→ Given records:
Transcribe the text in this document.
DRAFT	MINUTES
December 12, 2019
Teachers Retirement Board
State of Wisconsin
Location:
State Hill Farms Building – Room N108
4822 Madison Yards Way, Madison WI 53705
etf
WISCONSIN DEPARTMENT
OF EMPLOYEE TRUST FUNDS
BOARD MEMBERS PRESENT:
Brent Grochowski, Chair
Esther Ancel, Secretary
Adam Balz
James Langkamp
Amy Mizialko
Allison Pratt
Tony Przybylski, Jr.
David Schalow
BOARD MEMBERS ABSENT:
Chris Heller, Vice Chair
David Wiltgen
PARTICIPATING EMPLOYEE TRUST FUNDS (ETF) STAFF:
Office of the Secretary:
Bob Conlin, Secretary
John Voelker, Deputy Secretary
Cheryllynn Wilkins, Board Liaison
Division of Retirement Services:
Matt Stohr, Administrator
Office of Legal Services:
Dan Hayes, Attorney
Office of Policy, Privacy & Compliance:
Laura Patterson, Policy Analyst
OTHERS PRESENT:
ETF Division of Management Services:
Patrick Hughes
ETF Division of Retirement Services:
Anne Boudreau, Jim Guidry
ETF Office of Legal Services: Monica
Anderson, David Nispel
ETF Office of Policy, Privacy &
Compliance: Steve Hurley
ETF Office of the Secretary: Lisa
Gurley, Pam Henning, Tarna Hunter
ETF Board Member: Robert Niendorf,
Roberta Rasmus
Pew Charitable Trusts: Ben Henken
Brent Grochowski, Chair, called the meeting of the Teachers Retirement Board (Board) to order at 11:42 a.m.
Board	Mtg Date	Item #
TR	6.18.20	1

→ Set exercise:
Using the exact wording, write out all of the records.

→ Exercise response:
Transcribe the text in this document.
DRAFT	MINUTES
December 12, 2019
Teachers Retirement Board
State of Wisconsin
Location:
State Hill Farms Building – Room N108
4822 Madison Yards Way, Madison WI 53705
etf
WISCONSIN DEPARTMENT
OF EMPLOYEE TRUST FUNDS
BOARD MEMBERS PRESENT:
Brent Grochowski, Chair
Esther Ancel, Secretary
Adam Balz
James Langkamp
Amy Mizialko
Allison Pratt
Tony Przybylski, Jr.
David Schalow
BOARD MEMBERS ABSENT:
Chris Heller, Vice Chair
David Wiltgen
PARTICIPATING EMPLOYEE TRUST FUNDS (ETF) STAFF:
Office of the Secretary:
Bob Conlin, Secretary
John Voelker, Deputy Secretary
Cheryllynn Wilkins, Board Liaison
Division of Retirement Services:
Matt Stohr, Administrator
Office of Legal Services:
Dan Hayes, Attorney
Office of Policy, Privacy & Compliance:
Laura Patterson, Policy Analyst
OTHERS PRESENT:
ETF Division of Management Services:
Patrick Hughes
ETF Division of Retirement Services:
Anne Boudreau, Jim Guidry
ETF Office of Legal Services: Monica
Anderson, David Nispel
ETF Office of Policy, Privacy &
Compliance: Steve Hurley
ETF Office of the Secretary: Lisa
Gurley, Pam Henning, Tarna Hunter
ETF Board Member: Robert Niendorf,
Roberta Rasmus
Pew Charitable Trusts: Ben Henken
Brent Grochowski, Chair, called the meeting of the Teachers Retirement Board (Board) to order at 11:42 a.m.
Board	Mtg Date	Item #
TR	6.18.20	1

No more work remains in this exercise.